(Collected data)
==========

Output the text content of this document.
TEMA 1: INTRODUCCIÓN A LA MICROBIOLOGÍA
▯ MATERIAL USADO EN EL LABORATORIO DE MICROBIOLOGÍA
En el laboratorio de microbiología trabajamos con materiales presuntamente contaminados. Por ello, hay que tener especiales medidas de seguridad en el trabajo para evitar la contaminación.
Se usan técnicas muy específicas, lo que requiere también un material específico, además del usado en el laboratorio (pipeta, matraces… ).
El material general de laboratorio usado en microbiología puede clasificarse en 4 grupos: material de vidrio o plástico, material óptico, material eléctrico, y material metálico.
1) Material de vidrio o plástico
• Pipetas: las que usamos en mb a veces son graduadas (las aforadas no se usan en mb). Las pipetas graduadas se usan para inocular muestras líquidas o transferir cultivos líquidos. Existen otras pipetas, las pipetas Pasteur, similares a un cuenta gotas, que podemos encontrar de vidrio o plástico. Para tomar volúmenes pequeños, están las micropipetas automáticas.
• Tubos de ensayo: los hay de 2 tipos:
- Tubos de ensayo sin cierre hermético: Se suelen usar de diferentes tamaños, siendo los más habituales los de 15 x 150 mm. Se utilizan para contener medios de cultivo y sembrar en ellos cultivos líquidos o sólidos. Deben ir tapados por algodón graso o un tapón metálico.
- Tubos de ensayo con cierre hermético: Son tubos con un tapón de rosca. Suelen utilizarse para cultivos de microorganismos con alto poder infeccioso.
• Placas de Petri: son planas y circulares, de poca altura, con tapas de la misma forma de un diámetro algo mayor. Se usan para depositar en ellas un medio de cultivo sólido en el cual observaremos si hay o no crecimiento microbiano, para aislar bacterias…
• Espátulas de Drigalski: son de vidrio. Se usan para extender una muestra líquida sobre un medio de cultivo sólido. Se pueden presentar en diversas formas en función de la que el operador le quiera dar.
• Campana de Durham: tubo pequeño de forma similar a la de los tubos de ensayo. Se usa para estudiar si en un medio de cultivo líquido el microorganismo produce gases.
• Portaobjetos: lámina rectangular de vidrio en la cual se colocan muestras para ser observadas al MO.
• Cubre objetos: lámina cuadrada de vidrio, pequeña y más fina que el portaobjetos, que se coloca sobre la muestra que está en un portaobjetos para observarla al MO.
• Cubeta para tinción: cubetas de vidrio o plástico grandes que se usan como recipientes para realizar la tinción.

==========

What to do ->
Show the lines above with "usan".

Response box ->
Se usan técnicas muy específicas, lo que requiere también un material específico, además del usado en el laboratorio (pipeta, matraces… ).
• Pipetas: las que usamos en mb a veces son graduadas (las aforadas no se usan en mb). Las pipetas graduadas se usan para inocular muestras líquidas o transferir cultivos líquidos. Existen otras pipetas, las pipetas Pasteur, similares a un cuenta gotas, que podemos encontrar de vidrio o plástico. Para tomar volúmenes pequeños, están las micropipetas automáticas.
• Placas de Petri: son planas y circulares, de poca altura, con tapas de la misma forma de un diámetro algo mayor. Se usan para depositar en ellas un medio de cultivo sólido en el cual observaremos si hay o no crecimiento microbiano, para aislar bacterias…
• Espátulas de Drigalski: son de vidrio. Se usan para extender una muestra líquida sobre un medio de cultivo sólido. Se pueden presentar en diversas formas en función de la que el operador le quiera dar.
• Cubeta para tinción: cubetas de vidrio o plástico grandes que se usan como recipientes para realizar la tinción.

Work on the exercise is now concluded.